## START Listing

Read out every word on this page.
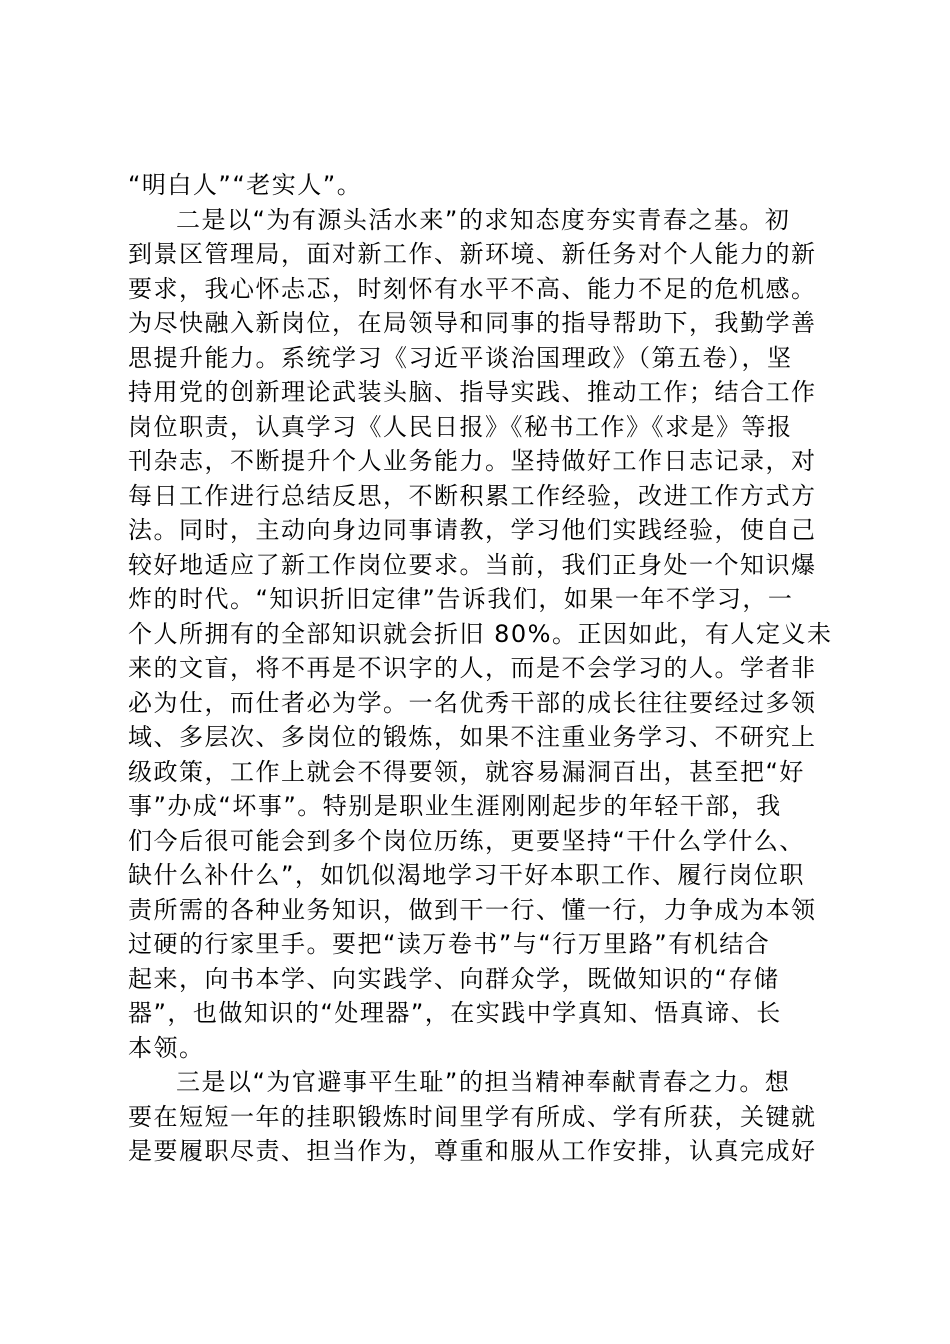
“明白人”“老实人”。
二是以“为有源头活水来”的求知态度夯实青春之基。初
到景区管理局，面对新工作、新环境、新任务对个人能力的新
要求，我心怀忐忑，时刻怀有水平不高、能力不足的危机感。
为尽快融入新岗位，在局领导和同事的指导帮助下，我勤学善
思提升能力。系统学习《习近平谈治国理政》（第五卷），坚
持用党的创新理论武装头脑、指导实践、推动工作；结合工作
岗位职责，认真学习《人民日报》《秘书工作》《求是》等报
刊杂志，不断提升个人业务能力。坚持做好工作日志记录，对
每日工作进行总结反思，不断积累工作经验，改进工作方式方
法。同时，主动向身边同事请教，学习他们实践经验，使自己
较好地适应了新工作岗位要求。当前，我们正身处一个知识爆
炸的时代。“知识折旧定律”告诉我们，如果一年不学习，一
个人所拥有的全部知识就会折旧 80%。正因如此，有人定义未
来的文盲，将不再是不识字的人，而是不会学习的人。学者非
必为仕，而仕者必为学。一名优秀干部的成长往往要经过多领
域、多层次、多岗位的锻炼，如果不注重业务学习、不研究上
级政策，工作上就会不得要领，就容易漏洞百出，甚至把“好
事”办成“坏事”。特别是职业生涯刚刚起步的年轻干部，我
们今后很可能会到多个岗位历练，更要坚持“干什么学什么、
缺什么补什么”，如饥似渴地学习干好本职工作、履行岗位职
责所需的各种业务知识，做到干一行、懂一行，力争成为本领
过硬的行家里手。要把“读万卷书”与“行万里路”有机结合
起来，向书本学、向实践学、向群众学，既做知识的“存储
器”，也做知识的“处理器”，在实践中学真知、悟真谛、长
本领。
三是以“为官避事平生耻”的担当精神奉献青春之力。想
要在短短一年的挂职锻炼时间里学有所成、学有所获，关键就
是要履职尽责、担当作为，尊重和服从工作安排，认真完成好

## END Listing

#### Short exercise
Every entry above should be duplicated exactly. Do not include the images.

#### Response below
Read out every word on this page.
“明白人”“老实人”。
二是以“为有源头活水来”的求知态度夯实青春之基。初
到景区管理局，面对新工作、新环境、新任务对个人能力的新
要求，我心怀忐忑，时刻怀有水平不高、能力不足的危机感。
为尽快融入新岗位，在局领导和同事的指导帮助下，我勤学善
思提升能力。系统学习《习近平谈治国理政》（第五卷），坚
持用党的创新理论武装头脑、指导实践、推动工作；结合工作
岗位职责，认真学习《人民日报》《秘书工作》《求是》等报
刊杂志，不断提升个人业务能力。坚持做好工作日志记录，对
每日工作进行总结反思，不断积累工作经验，改进工作方式方
法。同时，主动向身边同事请教，学习他们实践经验，使自己
较好地适应了新工作岗位要求。当前，我们正身处一个知识爆
炸的时代。“知识折旧定律”告诉我们，如果一年不学习，一
个人所拥有的全部知识就会折旧 80%。正因如此，有人定义未
来的文盲，将不再是不识字的人，而是不会学习的人。学者非
必为仕，而仕者必为学。一名优秀干部的成长往往要经过多领
域、多层次、多岗位的锻炼，如果不注重业务学习、不研究上
级政策，工作上就会不得要领，就容易漏洞百出，甚至把“好
事”办成“坏事”。特别是职业生涯刚刚起步的年轻干部，我
们今后很可能会到多个岗位历练，更要坚持“干什么学什么、
缺什么补什么”，如饥似渴地学习干好本职工作、履行岗位职
责所需的各种业务知识，做到干一行、懂一行，力争成为本领
过硬的行家里手。要把“读万卷书”与“行万里路”有机结合
起来，向书本学、向实践学、向群众学，既做知识的“存储
器”，也做知识的“处理器”，在实践中学真知、悟真谛、长
本领。
三是以“为官避事平生耻”的担当精神奉献青春之力。想
要在短短一年的挂职锻炼时间里学有所成、学有所获，关键就
是要履职尽责、担当作为，尊重和服从工作安排，认真完成好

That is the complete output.